WRITTEN INSTRUCTION → Write the material out again in full, word for word. Do not include the pictures.

LISTED RECORDS →
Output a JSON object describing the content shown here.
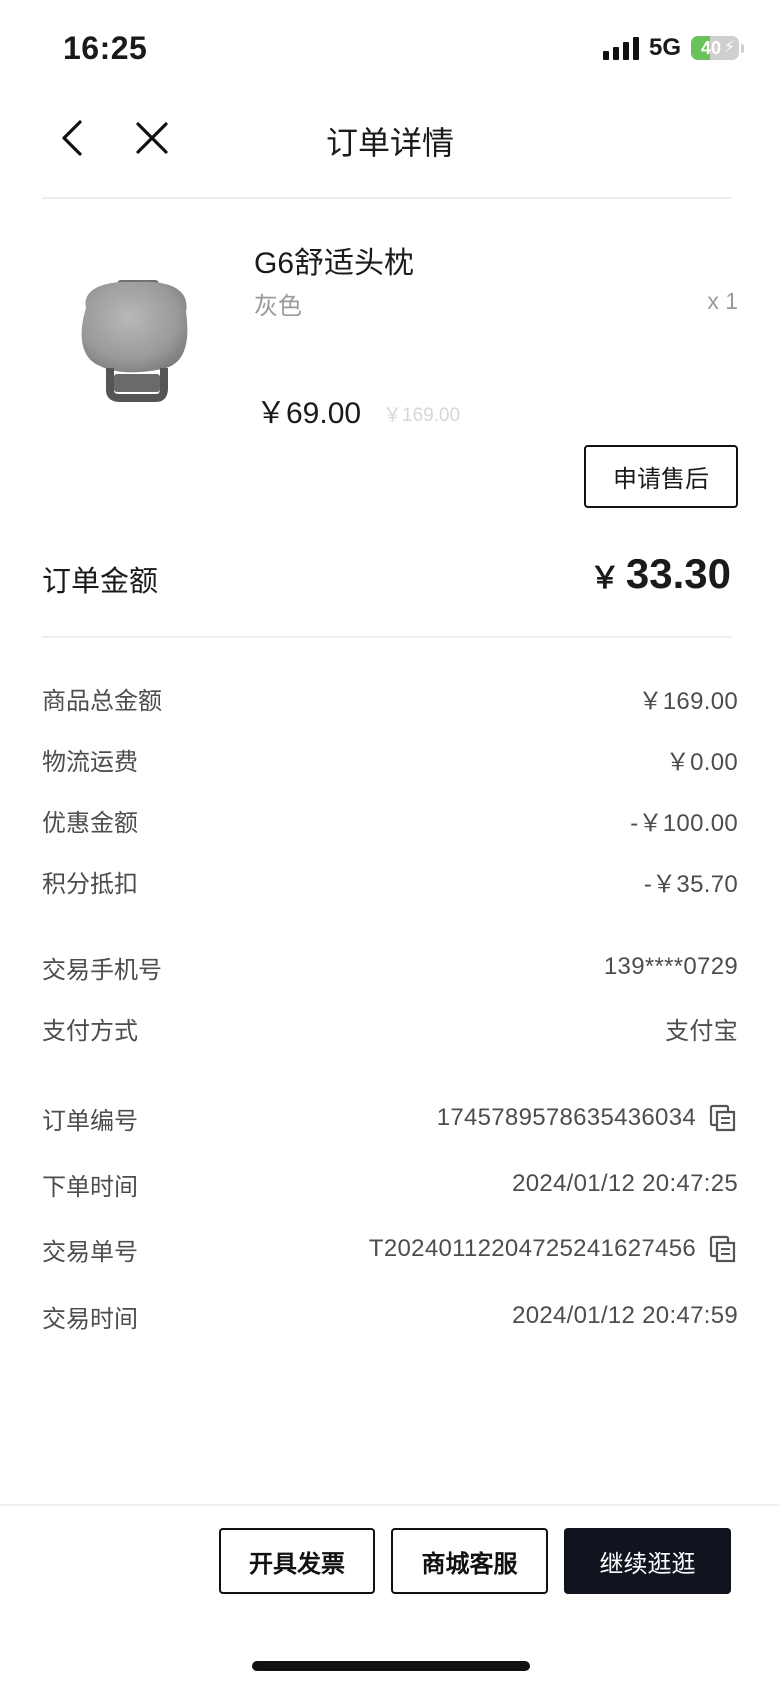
{
  "status": {
    "time": "16:25",
    "network": "5G",
    "battery": "40",
    "battery_fraction": 0.4
  },
  "nav": {
    "title": "订单详情"
  },
  "product": {
    "name": "G6舒适头枕",
    "variant": "灰色",
    "quantity": "x 1",
    "price": "￥69.00",
    "original_price": "￥169.00",
    "after_sale_label": "申请售后"
  },
  "order_amount": {
    "label": "订单金额",
    "symbol": "￥",
    "value": "33.30"
  },
  "summary": [
    {
      "label": "商品总金额",
      "value": "￥169.00"
    },
    {
      "label": "物流运费",
      "value": "￥0.00"
    },
    {
      "label": "优惠金额",
      "value": "-￥100.00"
    },
    {
      "label": "积分抵扣",
      "value": "-￥35.70"
    }
  ],
  "payment": [
    {
      "label": "交易手机号",
      "value": "139****0729"
    },
    {
      "label": "支付方式",
      "value": "支付宝"
    }
  ],
  "order_info": [
    {
      "label": "订单编号",
      "value": "1745789578635436034"
    },
    {
      "label": "下单时间",
      "value": "2024/01/12 20:47:25"
    },
    {
      "label": "交易单号",
      "value": "T20240112204725241627456"
    },
    {
      "label": "交易时间",
      "value": "2024/01/12 20:47:59"
    }
  ],
  "actions": {
    "invoice": "开具发票",
    "service": "商城客服",
    "continue": "继续逛逛"
  },
  "colors": {
    "primary_dark": "#10141f",
    "muted": "#9a9a9a",
    "battery_green": "#6ac35a"
  }
}
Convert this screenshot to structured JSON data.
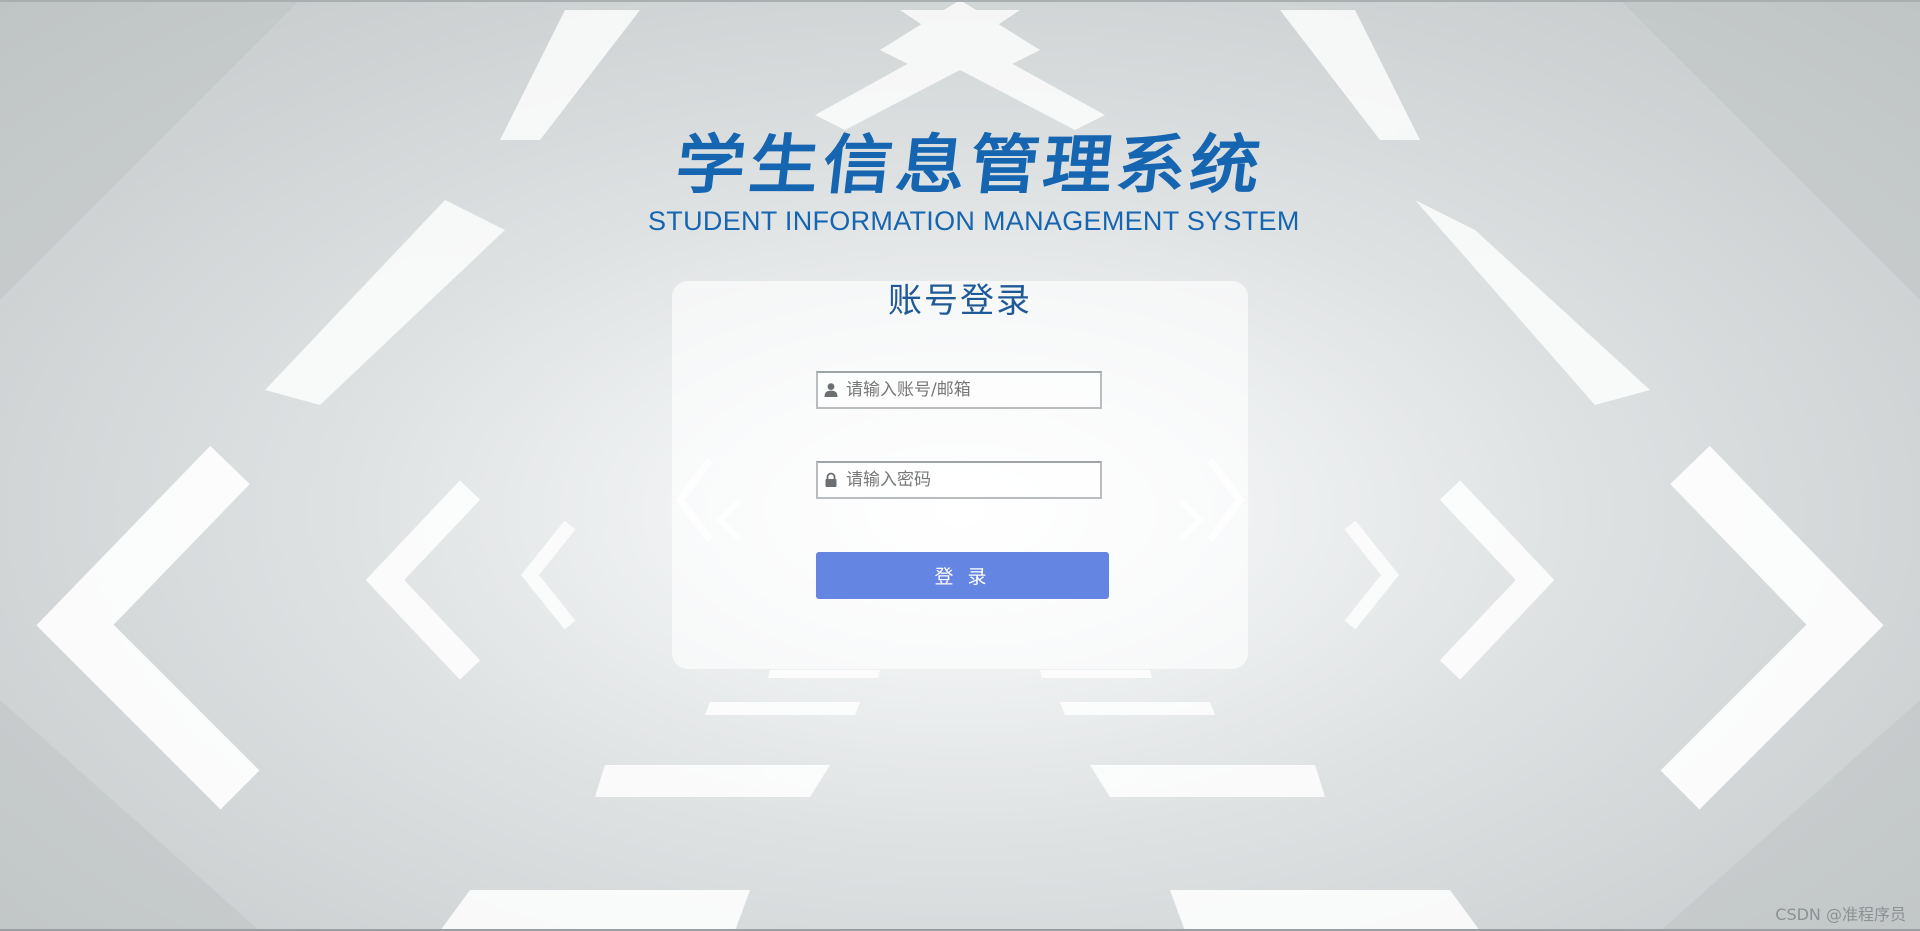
{
  "header": {
    "title_cn": "学生信息管理系统",
    "title_en": "STUDENT INFORMATION MANAGEMENT SYSTEM"
  },
  "login": {
    "title": "账号登录",
    "account_field": {
      "value": "",
      "placeholder": "请输入账号/邮箱",
      "icon": "user-icon"
    },
    "password_field": {
      "value": "",
      "placeholder": "请输入密码",
      "icon": "lock-icon"
    },
    "submit_label": "登 录"
  },
  "footer": {
    "watermark": "CSDN @准程序员"
  },
  "colors": {
    "brand": "#1565b0",
    "button": "#6585e3",
    "login_title": "#1f5a96"
  }
}
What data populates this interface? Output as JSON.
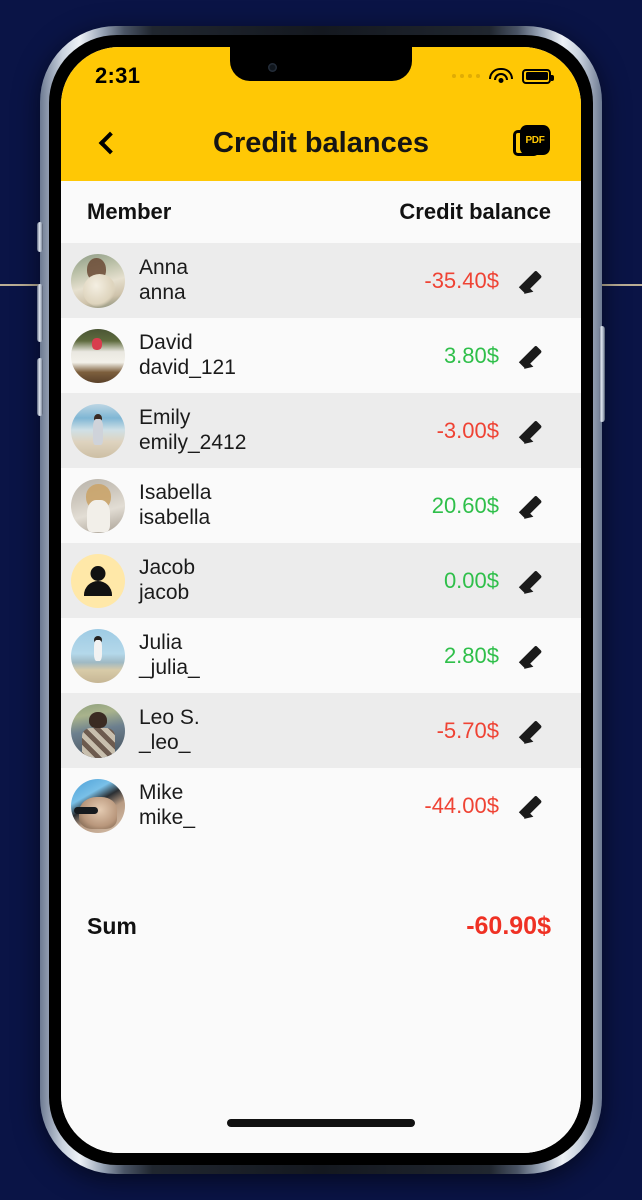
{
  "status_bar": {
    "time": "2:31",
    "signal_icon": "signal-dots-icon",
    "wifi_icon": "wifi-icon",
    "battery_icon": "battery-full-icon"
  },
  "nav": {
    "back_icon": "chevron-left-icon",
    "title": "Credit balances",
    "pdf_label": "PDF",
    "pdf_icon": "pdf-export-icon"
  },
  "table": {
    "header": {
      "member": "Member",
      "balance": "Credit balance"
    },
    "edit_icon": "pencil-icon",
    "rows": [
      {
        "name": "Anna",
        "handle": "anna",
        "amount": "-35.40$",
        "sign": "neg",
        "avatar": "av-anna",
        "avatar_name": "avatar-anna"
      },
      {
        "name": "David",
        "handle": "david_121",
        "amount": "3.80$",
        "sign": "pos",
        "avatar": "av-david",
        "avatar_name": "avatar-david"
      },
      {
        "name": "Emily",
        "handle": "emily_2412",
        "amount": "-3.00$",
        "sign": "neg",
        "avatar": "av-emily",
        "avatar_name": "avatar-emily"
      },
      {
        "name": "Isabella",
        "handle": "isabella",
        "amount": "20.60$",
        "sign": "pos",
        "avatar": "av-isabella",
        "avatar_name": "avatar-isabella"
      },
      {
        "name": "Jacob",
        "handle": "jacob",
        "amount": "0.00$",
        "sign": "pos",
        "avatar": "av-jacob",
        "avatar_name": "avatar-jacob-placeholder"
      },
      {
        "name": "Julia",
        "handle": "_julia_",
        "amount": "2.80$",
        "sign": "pos",
        "avatar": "av-julia",
        "avatar_name": "avatar-julia"
      },
      {
        "name": "Leo S.",
        "handle": "_leo_",
        "amount": "-5.70$",
        "sign": "neg",
        "avatar": "av-leo",
        "avatar_name": "avatar-leo"
      },
      {
        "name": "Mike",
        "handle": "mike_",
        "amount": "-44.00$",
        "sign": "neg",
        "avatar": "av-mike",
        "avatar_name": "avatar-mike"
      }
    ]
  },
  "summary": {
    "label": "Sum",
    "value": "-60.90$"
  },
  "colors": {
    "brand_yellow": "#FFC805",
    "negative": "#EF4334",
    "positive": "#2FBF4A",
    "sum_negative": "#EF3124",
    "row_alt": "#ECECEC",
    "row_plain": "#FAFAFA",
    "backdrop": "#0A1446"
  }
}
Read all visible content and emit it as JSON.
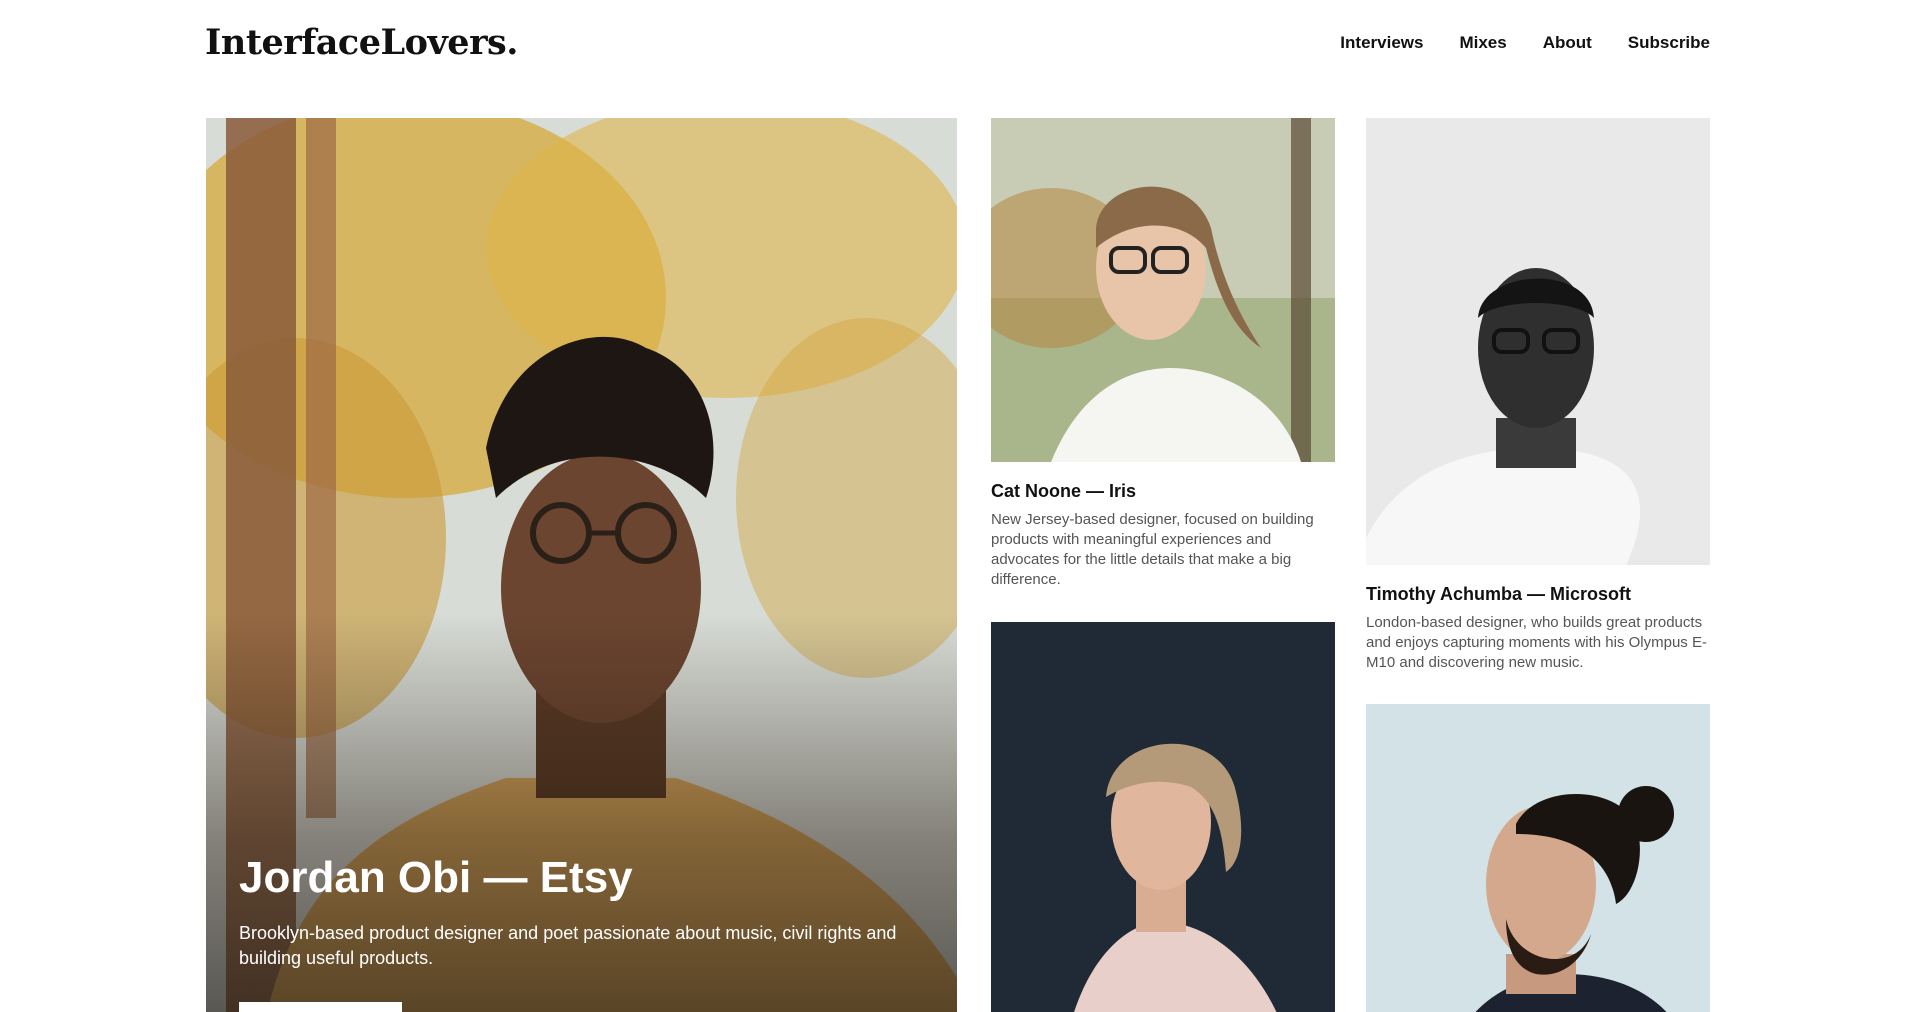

COMPLETE OUTPUT →
Output a JSON object describing the content shown here.
{
  "status": {
    "time": "16:25",
    "network": "5G",
    "battery": "40",
    "battery_fraction": 0.4
  },
  "nav": {
    "title": "订单详情"
  },
  "product": {
    "name": "G6舒适头枕",
    "variant": "灰色",
    "quantity": "x 1",
    "price": "￥69.00",
    "original_price": "￥169.00",
    "after_sale_label": "申请售后"
  },
  "order_amount": {
    "label": "订单金额",
    "symbol": "￥",
    "value": "33.30"
  },
  "summary": [
    {
      "label": "商品总金额",
      "value": "￥169.00"
    },
    {
      "label": "物流运费",
      "value": "￥0.00"
    },
    {
      "label": "优惠金额",
      "value": "-￥100.00"
    },
    {
      "label": "积分抵扣",
      "value": "-￥35.70"
    }
  ],
  "payment": [
    {
      "label": "交易手机号",
      "value": "139****0729"
    },
    {
      "label": "支付方式",
      "value": "支付宝"
    }
  ],
  "order_info": [
    {
      "label": "订单编号",
      "value": "1745789578635436034"
    },
    {
      "label": "下单时间",
      "value": "2024/01/12 20:47:25"
    },
    {
      "label": "交易单号",
      "value": "T20240112204725241627456"
    },
    {
      "label": "交易时间",
      "value": "2024/01/12 20:47:59"
    }
  ],
  "actions": {
    "invoice": "开具发票",
    "service": "商城客服",
    "continue": "继续逛逛"
  },
  "colors": {
    "primary_dark": "#10141f",
    "muted": "#9a9a9a",
    "battery_green": "#6ac35a"
  }
}
Convert this screenshot to structured JSON data.
{
  "header": {
    "title_cn": "学生信息管理系统",
    "title_en": "STUDENT INFORMATION MANAGEMENT SYSTEM"
  },
  "login": {
    "title": "账号登录",
    "account_field": {
      "value": "",
      "placeholder": "请输入账号/邮箱",
      "icon": "user-icon"
    },
    "password_field": {
      "value": "",
      "placeholder": "请输入密码",
      "icon": "lock-icon"
    },
    "submit_label": "登 录"
  },
  "footer": {
    "watermark": "CSDN @准程序员"
  },
  "colors": {
    "brand": "#1565b0",
    "button": "#6585e3",
    "login_title": "#1f5a96"
  }
}
What data populates this interface? Output as JSON.
{
  "status_bar": {
    "time": "2:31",
    "signal_icon": "signal-dots-icon",
    "wifi_icon": "wifi-icon",
    "battery_icon": "battery-full-icon"
  },
  "nav": {
    "back_icon": "chevron-left-icon",
    "title": "Credit balances",
    "pdf_label": "PDF",
    "pdf_icon": "pdf-export-icon"
  },
  "table": {
    "header": {
      "member": "Member",
      "balance": "Credit balance"
    },
    "edit_icon": "pencil-icon",
    "rows": [
      {
        "name": "Anna",
        "handle": "anna",
        "amount": "-35.40$",
        "sign": "neg",
        "avatar": "av-anna",
        "avatar_name": "avatar-anna"
      },
      {
        "name": "David",
        "handle": "david_121",
        "amount": "3.80$",
        "sign": "pos",
        "avatar": "av-david",
        "avatar_name": "avatar-david"
      },
      {
        "name": "Emily",
        "handle": "emily_2412",
        "amount": "-3.00$",
        "sign": "neg",
        "avatar": "av-emily",
        "avatar_name": "avatar-emily"
      },
      {
        "name": "Isabella",
        "handle": "isabella",
        "amount": "20.60$",
        "sign": "pos",
        "avatar": "av-isabella",
        "avatar_name": "avatar-isabella"
      },
      {
        "name": "Jacob",
        "handle": "jacob",
        "amount": "0.00$",
        "sign": "pos",
        "avatar": "av-jacob",
        "avatar_name": "avatar-jacob-placeholder"
      },
      {
        "name": "Julia",
        "handle": "_julia_",
        "amount": "2.80$",
        "sign": "pos",
        "avatar": "av-julia",
        "avatar_name": "avatar-julia"
      },
      {
        "name": "Leo S.",
        "handle": "_leo_",
        "amount": "-5.70$",
        "sign": "neg",
        "avatar": "av-leo",
        "avatar_name": "avatar-leo"
      },
      {
        "name": "Mike",
        "handle": "mike_",
        "amount": "-44.00$",
        "sign": "neg",
        "avatar": "av-mike",
        "avatar_name": "avatar-mike"
      }
    ]
  },
  "summary": {
    "label": "Sum",
    "value": "-60.90$"
  },
  "colors": {
    "brand_yellow": "#FFC805",
    "negative": "#EF4334",
    "positive": "#2FBF4A",
    "sum_negative": "#EF3124",
    "row_alt": "#ECECEC",
    "row_plain": "#FAFAFA",
    "backdrop": "#0A1446"
  }
}
Read all visible content and emit it as JSON.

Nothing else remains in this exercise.